WHAT IS REQUIRED: Can you copy the records from the line containing "List each element" through the line containing "staticText: Japan Racing", both included?

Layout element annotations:
··········
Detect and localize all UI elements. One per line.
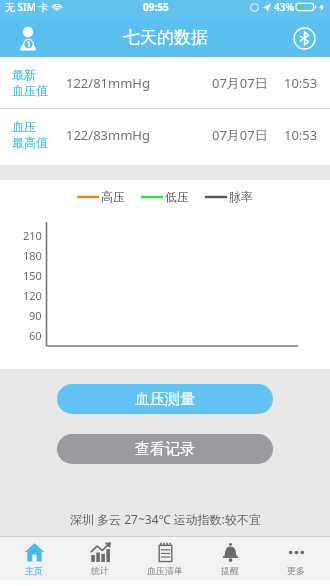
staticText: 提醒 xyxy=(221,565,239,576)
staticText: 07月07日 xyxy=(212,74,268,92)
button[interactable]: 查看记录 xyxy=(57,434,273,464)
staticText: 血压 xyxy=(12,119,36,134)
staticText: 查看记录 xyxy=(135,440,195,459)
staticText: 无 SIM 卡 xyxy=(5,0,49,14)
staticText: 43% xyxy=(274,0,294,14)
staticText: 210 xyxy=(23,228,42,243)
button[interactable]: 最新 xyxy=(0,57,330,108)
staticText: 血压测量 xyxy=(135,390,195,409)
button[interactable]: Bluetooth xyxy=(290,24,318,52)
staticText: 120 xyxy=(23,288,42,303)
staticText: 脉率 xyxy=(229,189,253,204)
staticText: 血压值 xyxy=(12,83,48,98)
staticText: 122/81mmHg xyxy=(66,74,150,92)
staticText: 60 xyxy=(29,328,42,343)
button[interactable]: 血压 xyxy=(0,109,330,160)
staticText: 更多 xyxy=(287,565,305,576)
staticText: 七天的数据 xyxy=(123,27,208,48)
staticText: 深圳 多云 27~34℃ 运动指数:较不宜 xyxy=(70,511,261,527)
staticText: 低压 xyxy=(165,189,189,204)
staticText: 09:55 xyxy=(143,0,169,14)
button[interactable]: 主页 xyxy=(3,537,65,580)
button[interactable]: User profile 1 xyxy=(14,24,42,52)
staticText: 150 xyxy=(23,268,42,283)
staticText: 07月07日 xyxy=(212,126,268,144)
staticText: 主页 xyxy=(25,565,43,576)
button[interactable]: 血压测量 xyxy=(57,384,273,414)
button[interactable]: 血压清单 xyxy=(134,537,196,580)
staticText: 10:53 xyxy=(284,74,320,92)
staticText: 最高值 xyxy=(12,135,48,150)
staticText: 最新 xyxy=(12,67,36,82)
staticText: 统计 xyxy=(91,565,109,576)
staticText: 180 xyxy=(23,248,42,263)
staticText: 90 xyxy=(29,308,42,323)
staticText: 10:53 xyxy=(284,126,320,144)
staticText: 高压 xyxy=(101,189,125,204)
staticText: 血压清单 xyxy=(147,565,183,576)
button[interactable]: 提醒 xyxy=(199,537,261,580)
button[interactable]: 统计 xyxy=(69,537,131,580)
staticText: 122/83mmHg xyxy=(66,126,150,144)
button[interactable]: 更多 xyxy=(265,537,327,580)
··········
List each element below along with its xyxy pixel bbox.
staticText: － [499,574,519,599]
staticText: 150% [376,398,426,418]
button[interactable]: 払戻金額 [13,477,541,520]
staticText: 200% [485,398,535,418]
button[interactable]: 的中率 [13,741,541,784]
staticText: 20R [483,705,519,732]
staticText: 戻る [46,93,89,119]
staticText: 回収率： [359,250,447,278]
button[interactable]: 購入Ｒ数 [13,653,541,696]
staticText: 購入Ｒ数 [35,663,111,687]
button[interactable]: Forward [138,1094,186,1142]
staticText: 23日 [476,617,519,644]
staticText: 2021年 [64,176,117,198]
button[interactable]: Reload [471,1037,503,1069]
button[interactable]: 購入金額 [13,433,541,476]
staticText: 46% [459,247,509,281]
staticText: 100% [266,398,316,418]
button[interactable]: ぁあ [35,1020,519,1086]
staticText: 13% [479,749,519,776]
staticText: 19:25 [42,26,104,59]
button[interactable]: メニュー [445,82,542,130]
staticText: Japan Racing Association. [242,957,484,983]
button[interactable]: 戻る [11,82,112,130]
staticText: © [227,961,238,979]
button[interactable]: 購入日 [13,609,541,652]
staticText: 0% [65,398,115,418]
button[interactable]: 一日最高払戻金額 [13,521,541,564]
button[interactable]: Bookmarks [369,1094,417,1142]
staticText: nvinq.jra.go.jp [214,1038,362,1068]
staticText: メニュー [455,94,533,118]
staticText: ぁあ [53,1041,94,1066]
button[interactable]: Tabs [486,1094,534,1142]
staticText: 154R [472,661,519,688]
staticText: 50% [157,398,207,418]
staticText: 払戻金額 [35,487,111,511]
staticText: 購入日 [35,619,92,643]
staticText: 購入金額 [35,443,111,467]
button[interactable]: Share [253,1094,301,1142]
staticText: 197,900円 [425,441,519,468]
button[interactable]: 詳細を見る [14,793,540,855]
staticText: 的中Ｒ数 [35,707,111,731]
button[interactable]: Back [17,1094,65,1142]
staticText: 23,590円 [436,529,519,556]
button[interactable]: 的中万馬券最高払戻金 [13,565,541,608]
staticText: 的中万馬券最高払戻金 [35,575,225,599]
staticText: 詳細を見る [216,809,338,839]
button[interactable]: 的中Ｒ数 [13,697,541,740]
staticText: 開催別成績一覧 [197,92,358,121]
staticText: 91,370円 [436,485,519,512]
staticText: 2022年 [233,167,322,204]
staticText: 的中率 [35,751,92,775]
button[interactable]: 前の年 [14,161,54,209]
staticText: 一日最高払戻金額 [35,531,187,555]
··········
IN RESPONSE:
List each element below along with its xyxy pixel bbox.
staticText: － [499,574,519,599]
staticText: 150% [376,398,426,418]
button[interactable]: 払戻金額 [13,477,541,520]
staticText: 200% [485,398,535,418]
button[interactable]: 的中率 [13,741,541,784]
staticText: 20R [483,705,519,732]
staticText: 戻る [46,93,89,119]
staticText: 回収率： [359,250,447,278]
button[interactable]: 購入Ｒ数 [13,653,541,696]
staticText: 購入Ｒ数 [35,663,111,687]
button[interactable]: Forward [138,1094,186,1142]
staticText: 23日 [476,617,519,644]
staticText: 2021年 [64,176,117,198]
button[interactable]: Reload [471,1037,503,1069]
button[interactable]: 購入金額 [13,433,541,476]
staticText: 46% [459,247,509,281]
staticText: 100% [266,398,316,418]
button[interactable]: ぁあ [35,1020,519,1086]
staticText: 13% [479,749,519,776]
staticText: 19:25 [42,26,104,59]
button[interactable]: メニュー [445,82,542,130]
staticText: Japan Racing Association. [242,957,484,983]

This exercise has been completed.